▶ **What the task asks**:
Work through the material below and count the lines holding the word "type"; give that count and nothing more.

▶ **Input for this task**:
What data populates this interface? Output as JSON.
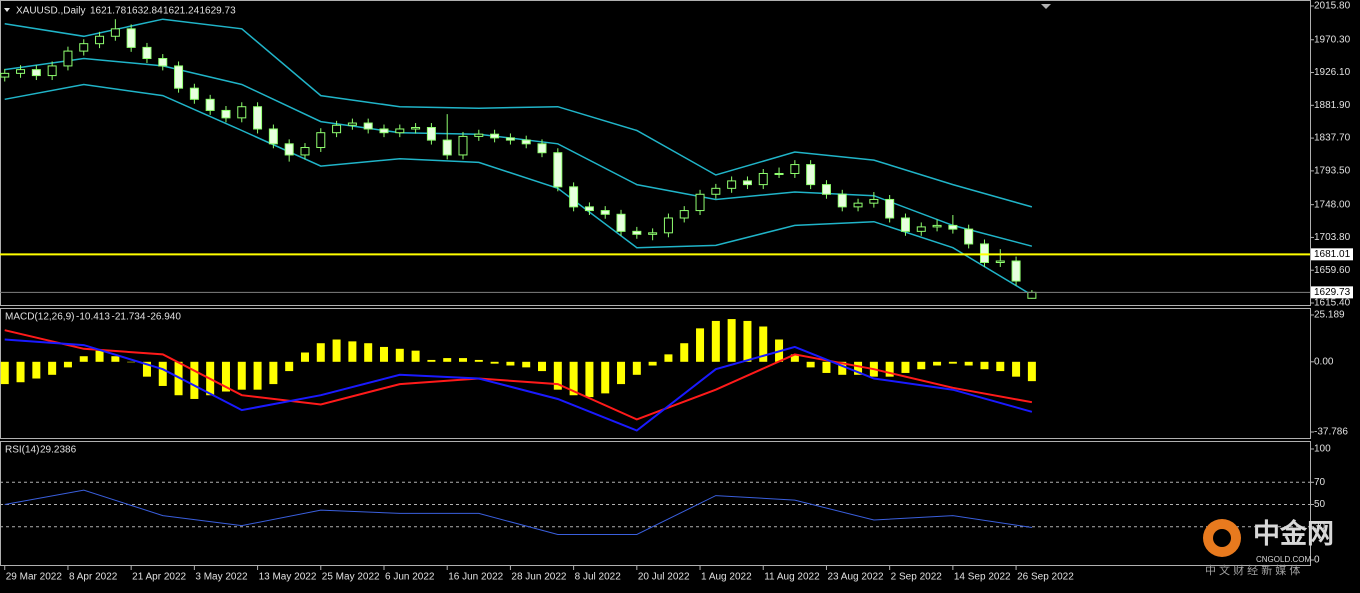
{
  "watermark": {
    "name": "中金网",
    "site": "CNGOLD.COM",
    "tagline": "中 文 财 经 新 媒 体"
  },
  "chart_data": [
    {
      "type": "candlestick",
      "symbol": "XAUUSD.,Daily",
      "up_color": "#000000",
      "down_color": "#e8ffe0",
      "wick_color": "#90ff70",
      "x": [
        0,
        2,
        4,
        6,
        8,
        10,
        12,
        14,
        16,
        18,
        20,
        22,
        24,
        26,
        28,
        30,
        32,
        34,
        36,
        38,
        40,
        42,
        44,
        46,
        48,
        50,
        52,
        54,
        56,
        58,
        60,
        62,
        64,
        66,
        68,
        70,
        72,
        74,
        76,
        78,
        80,
        82,
        84,
        86,
        88,
        90,
        92,
        94,
        96,
        98,
        100,
        102,
        104,
        106,
        108,
        110,
        112,
        114,
        116,
        118,
        120,
        122,
        124,
        126,
        128,
        130
      ],
      "open": [
        1920,
        1925,
        1930,
        1922,
        1935,
        1955,
        1965,
        1975,
        1985,
        1960,
        1945,
        1935,
        1905,
        1890,
        1875,
        1865,
        1880,
        1850,
        1830,
        1815,
        1825,
        1845,
        1855,
        1858,
        1850,
        1845,
        1850,
        1852,
        1835,
        1815,
        1840,
        1843,
        1838,
        1835,
        1830,
        1818,
        1772,
        1745,
        1740,
        1735,
        1712,
        1708,
        1710,
        1730,
        1740,
        1762,
        1770,
        1780,
        1775,
        1790,
        1790,
        1802,
        1775,
        1762,
        1745,
        1750,
        1755,
        1730,
        1712,
        1718,
        1720,
        1715,
        1695,
        1670,
        1672,
        1621.78
      ],
      "high": [
        1931,
        1936,
        1936,
        1941,
        1961,
        1971,
        1981,
        1998,
        1991,
        1966,
        1951,
        1941,
        1911,
        1896,
        1881,
        1886,
        1886,
        1856,
        1836,
        1831,
        1851,
        1861,
        1864,
        1864,
        1856,
        1856,
        1858,
        1858,
        1870,
        1846,
        1849,
        1849,
        1844,
        1841,
        1836,
        1824,
        1778,
        1751,
        1746,
        1741,
        1718,
        1716,
        1736,
        1746,
        1768,
        1776,
        1786,
        1786,
        1796,
        1798,
        1808,
        1808,
        1781,
        1768,
        1756,
        1765,
        1761,
        1736,
        1724,
        1728,
        1734,
        1721,
        1701,
        1688,
        1678,
        1632.84
      ],
      "low": [
        1914,
        1919,
        1916,
        1916,
        1929,
        1949,
        1959,
        1969,
        1954,
        1939,
        1929,
        1899,
        1884,
        1869,
        1859,
        1859,
        1844,
        1824,
        1806,
        1809,
        1819,
        1839,
        1849,
        1844,
        1839,
        1839,
        1844,
        1829,
        1809,
        1809,
        1834,
        1832,
        1829,
        1824,
        1812,
        1766,
        1739,
        1734,
        1729,
        1706,
        1702,
        1700,
        1704,
        1724,
        1734,
        1756,
        1764,
        1769,
        1769,
        1784,
        1784,
        1769,
        1756,
        1739,
        1739,
        1744,
        1724,
        1706,
        1706,
        1712,
        1709,
        1689,
        1664,
        1664,
        1639,
        1621.24
      ],
      "close": [
        1925,
        1930,
        1922,
        1935,
        1955,
        1965,
        1975,
        1985,
        1960,
        1945,
        1935,
        1905,
        1890,
        1875,
        1865,
        1880,
        1850,
        1830,
        1815,
        1825,
        1845,
        1855,
        1858,
        1850,
        1845,
        1850,
        1852,
        1835,
        1815,
        1840,
        1843,
        1838,
        1835,
        1830,
        1818,
        1772,
        1745,
        1740,
        1735,
        1712,
        1708,
        1710,
        1730,
        1740,
        1762,
        1770,
        1780,
        1775,
        1790,
        1790,
        1802,
        1775,
        1762,
        1745,
        1750,
        1755,
        1730,
        1712,
        1718,
        1720,
        1715,
        1695,
        1670,
        1672,
        1645,
        1629.73
      ],
      "bands": {
        "color": "#20b4c8",
        "x": [
          0,
          10,
          20,
          30,
          40,
          50,
          60,
          70,
          80,
          90,
          100,
          110,
          120,
          130
        ],
        "upper": [
          1992,
          1975,
          1998,
          1985,
          1895,
          1880,
          1878,
          1880,
          1848,
          1788,
          1819,
          1808,
          1775,
          1745
        ],
        "middle": [
          1930,
          1945,
          1935,
          1910,
          1860,
          1845,
          1843,
          1830,
          1775,
          1755,
          1765,
          1760,
          1720,
          1692
        ],
        "lower": [
          1890,
          1910,
          1895,
          1848,
          1800,
          1810,
          1805,
          1770,
          1690,
          1693,
          1720,
          1725,
          1690,
          1626
        ]
      },
      "hlines": [
        {
          "value": 1681.01,
          "color": "#ffff00"
        },
        {
          "value": 1629.73,
          "color": "#808080"
        }
      ],
      "xlim": [
        -0.6,
        165.2
      ],
      "ylim": [
        1615.4,
        2015.8
      ],
      "yticks": [
        {
          "value": 2015.8,
          "label": "2015.80"
        },
        {
          "value": 1970.3,
          "label": "1970.30"
        },
        {
          "value": 1926.1,
          "label": "1926.10"
        },
        {
          "value": 1881.9,
          "label": "1881.90"
        },
        {
          "value": 1837.7,
          "label": "1837.70"
        },
        {
          "value": 1793.5,
          "label": "1793.50"
        },
        {
          "value": 1748,
          "label": "1748.00"
        },
        {
          "value": 1703.8,
          "label": "1703.80"
        },
        {
          "value": 1659.6,
          "label": "1659.60"
        },
        {
          "value": 1615.4,
          "label": "1615.40"
        }
      ]
    },
    {
      "type": "macd",
      "title": "MACD(12,26,9)",
      "readout": [
        "-10.413",
        "-21.734",
        "-26.940"
      ],
      "x": [
        0,
        2,
        4,
        6,
        8,
        10,
        12,
        14,
        16,
        18,
        20,
        22,
        24,
        26,
        28,
        30,
        32,
        34,
        36,
        38,
        40,
        42,
        44,
        46,
        48,
        50,
        52,
        54,
        56,
        58,
        60,
        62,
        64,
        66,
        68,
        70,
        72,
        74,
        76,
        78,
        80,
        82,
        84,
        86,
        88,
        90,
        92,
        94,
        96,
        98,
        100,
        102,
        104,
        106,
        108,
        110,
        112,
        114,
        116,
        118,
        120,
        122,
        124,
        126,
        128,
        130
      ],
      "histogram": {
        "color": "#ffff00",
        "values": [
          -12,
          -11,
          -9,
          -7,
          -3,
          3,
          6,
          3,
          0,
          -8,
          -13,
          -18,
          -20,
          -18,
          -16,
          -15,
          -15,
          -12,
          -5,
          5,
          10,
          12,
          11,
          10,
          8,
          7,
          6,
          1,
          2,
          2,
          1,
          -1,
          -2,
          -3,
          -5,
          -15,
          -18,
          -19,
          -17,
          -12,
          -7,
          -2,
          4,
          10,
          18,
          22,
          23,
          22,
          19,
          12,
          4,
          -3,
          -6,
          -7,
          -7,
          -8,
          -8,
          -6,
          -4,
          -2,
          -1,
          -2,
          -4,
          -5,
          -8,
          -10.413
        ]
      },
      "lines": [
        {
          "color": "#ff1a1a",
          "x": [
            0,
            10,
            20,
            30,
            40,
            50,
            60,
            70,
            80,
            90,
            100,
            110,
            120,
            130
          ],
          "values": [
            17,
            7,
            4,
            -18,
            -23,
            -12,
            -9,
            -12,
            -31,
            -15,
            4,
            -4,
            -14,
            -21.734
          ]
        },
        {
          "color": "#1a1aff",
          "x": [
            0,
            10,
            20,
            30,
            40,
            50,
            60,
            70,
            80,
            90,
            100,
            110,
            120,
            130
          ],
          "values": [
            12,
            9,
            -4,
            -26,
            -18,
            -7,
            -9,
            -20,
            -37,
            -4,
            8,
            -9,
            -15,
            -26.94
          ]
        }
      ],
      "xlim": [
        -0.6,
        165.2
      ],
      "ylim": [
        -37.786,
        25.189
      ],
      "yticks": [
        25.189,
        {
          "value": 0,
          "label": "0.00"
        },
        -37.786
      ]
    },
    {
      "type": "rsi",
      "title": "RSI(14)",
      "color": "#3a5fdd",
      "x": [
        0,
        10,
        20,
        30,
        40,
        50,
        60,
        70,
        80,
        90,
        100,
        110,
        120,
        130
      ],
      "values": [
        50,
        63,
        40,
        31,
        45,
        42,
        42,
        23,
        23,
        58,
        54,
        36,
        40,
        29.2386
      ],
      "levels": [
        70,
        50,
        30
      ],
      "xlim": [
        -0.6,
        165.2
      ],
      "ylim": [
        0,
        100
      ],
      "yticks": [
        100,
        70,
        50,
        30,
        0
      ],
      "xticks": [
        {
          "value": 0,
          "label": "29 Mar 2022"
        },
        {
          "value": 8,
          "label": "8 Apr 2022"
        },
        {
          "value": 16,
          "label": "21 Apr 2022"
        },
        {
          "value": 24,
          "label": "3 May 2022"
        },
        {
          "value": 32,
          "label": "13 May 2022"
        },
        {
          "value": 40,
          "label": "25 May 2022"
        },
        {
          "value": 48,
          "label": "6 Jun 2022"
        },
        {
          "value": 56,
          "label": "16 Jun 2022"
        },
        {
          "value": 64,
          "label": "28 Jun 2022"
        },
        {
          "value": 72,
          "label": "8 Jul 2022"
        },
        {
          "value": 80,
          "label": "20 Jul 2022"
        },
        {
          "value": 88,
          "label": "1 Aug 2022"
        },
        {
          "value": 96,
          "label": "11 Aug 2022"
        },
        {
          "value": 104,
          "label": "23 Aug 2022"
        },
        {
          "value": 112,
          "label": "2 Sep 2022"
        },
        {
          "value": 120,
          "label": "14 Sep 2022"
        },
        {
          "value": 128,
          "label": "26 Sep 2022"
        }
      ]
    }
  ]
}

▶ **The response**:
3